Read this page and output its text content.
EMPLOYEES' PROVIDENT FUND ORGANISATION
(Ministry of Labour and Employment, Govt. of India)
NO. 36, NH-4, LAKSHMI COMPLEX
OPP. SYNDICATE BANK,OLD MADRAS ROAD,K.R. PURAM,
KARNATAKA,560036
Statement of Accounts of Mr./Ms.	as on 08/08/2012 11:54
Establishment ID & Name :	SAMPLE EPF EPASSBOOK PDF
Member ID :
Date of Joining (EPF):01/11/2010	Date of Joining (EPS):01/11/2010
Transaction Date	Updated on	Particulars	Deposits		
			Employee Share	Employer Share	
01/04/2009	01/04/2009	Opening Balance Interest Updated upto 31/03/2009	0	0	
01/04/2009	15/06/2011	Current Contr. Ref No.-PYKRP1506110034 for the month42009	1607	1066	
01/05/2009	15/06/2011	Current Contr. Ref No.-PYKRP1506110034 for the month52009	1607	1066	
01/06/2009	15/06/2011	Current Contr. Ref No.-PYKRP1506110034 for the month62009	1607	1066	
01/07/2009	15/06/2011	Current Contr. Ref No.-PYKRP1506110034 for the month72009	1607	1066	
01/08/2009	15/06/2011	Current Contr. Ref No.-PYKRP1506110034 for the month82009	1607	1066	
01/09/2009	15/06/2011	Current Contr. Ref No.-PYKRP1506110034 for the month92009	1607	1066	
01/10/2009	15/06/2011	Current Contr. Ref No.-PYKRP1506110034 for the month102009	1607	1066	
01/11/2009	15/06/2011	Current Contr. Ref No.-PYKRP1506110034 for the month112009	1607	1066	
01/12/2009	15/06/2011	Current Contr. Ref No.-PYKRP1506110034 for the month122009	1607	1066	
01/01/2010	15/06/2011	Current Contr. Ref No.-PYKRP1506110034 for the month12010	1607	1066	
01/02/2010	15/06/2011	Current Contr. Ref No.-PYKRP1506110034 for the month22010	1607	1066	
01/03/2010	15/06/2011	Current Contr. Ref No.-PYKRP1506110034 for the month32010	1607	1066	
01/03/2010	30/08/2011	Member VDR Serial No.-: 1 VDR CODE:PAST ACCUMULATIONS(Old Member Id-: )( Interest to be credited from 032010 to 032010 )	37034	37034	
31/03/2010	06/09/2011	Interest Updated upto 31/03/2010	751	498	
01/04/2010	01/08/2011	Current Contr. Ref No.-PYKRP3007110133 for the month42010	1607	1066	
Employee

» REQUIREMENT:
Write out every line from the entries where "Interest" appears.

» OUTPUT FOR THIS EXERCISE:
01/04/2009	01/04/2009	Opening Balance Interest Updated upto 31/03/2009	0	0	
01/03/2010	30/08/2011	Member VDR Serial No.-: 1 VDR CODE:PAST ACCUMULATIONS(Old Member Id-: )( Interest to be credited from 032010 to 032010 )	37034	37034	
31/03/2010	06/09/2011	Interest Updated upto 31/03/2010	751	498	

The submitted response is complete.